### Given instruction
Work out how many lines in the entries contain the string "kabely", and give nothing but that number.

(Saved entries)
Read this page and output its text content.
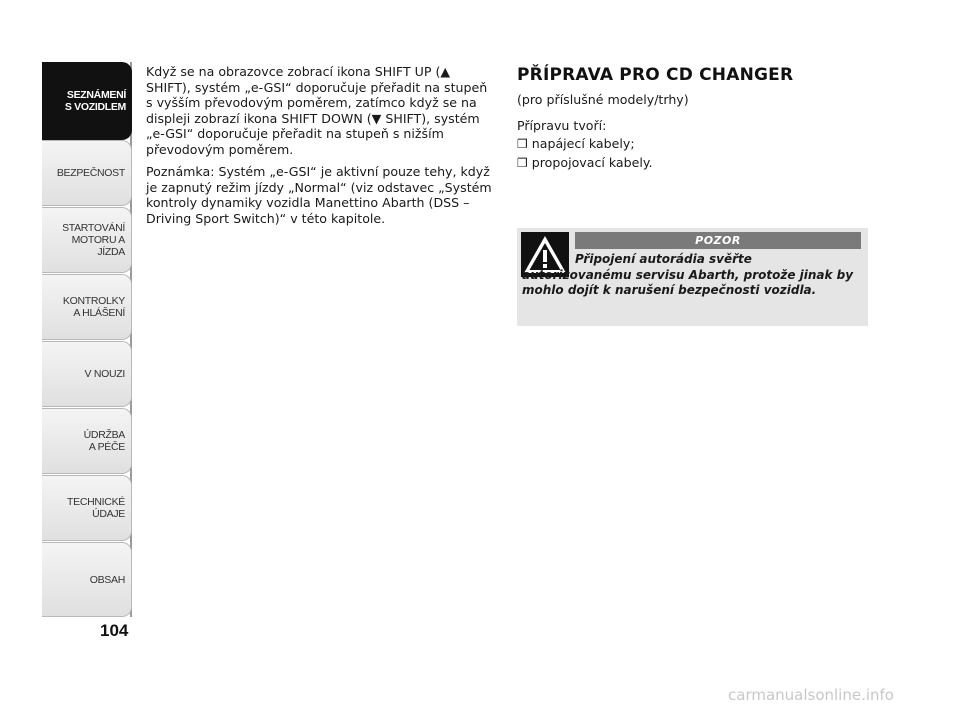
SEZNÁMENÍ
S VOZIDLEM
BEZPEČNOST
STARTOVÁNÍ
MOTORU A JÍZDA
KONTROLKY
A HLÁŠENÍ
V NOUZI
ÚDRŽBA
A PÉČE
TECHNICKÉ
ÚDAJE
OBSAH
104

Když se na obrazovce zobrací ikona SHIFT UP (▲ SHIFT), systém „e-GSI“ doporučuje přeřadit na stupeň s vyšším převodovým poměrem, zatímco když se na displeji zobrazí ikona SHIFT DOWN (▼ SHIFT), systém „e-GSI“ doporučuje přeřadit na stupeň s nižším převodovým poměrem.

Poznámka: Systém „e-GSI“ je aktivní pouze tehy, když je zapnutý režim jízdy „Normal“ (viz odstavec „Systém kontroly dynamiky vozidla Manettino Abarth (DSS – Driving Sport Switch)“ v této kapitole.

PŘÍPRAVA PRO CD CHANGER
(pro příslušné modely/trhy)
Přípravu tvoří:
❒ napájecí kabely;
❒ propojovací kabely.
POZOR
Připojení autorádia svěřte autorizovanému servisu Abarth, protože jinak by mohlo dojít k narušení bezpečnosti vozidla.
carmanualsonline.info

### Result for this exercise
2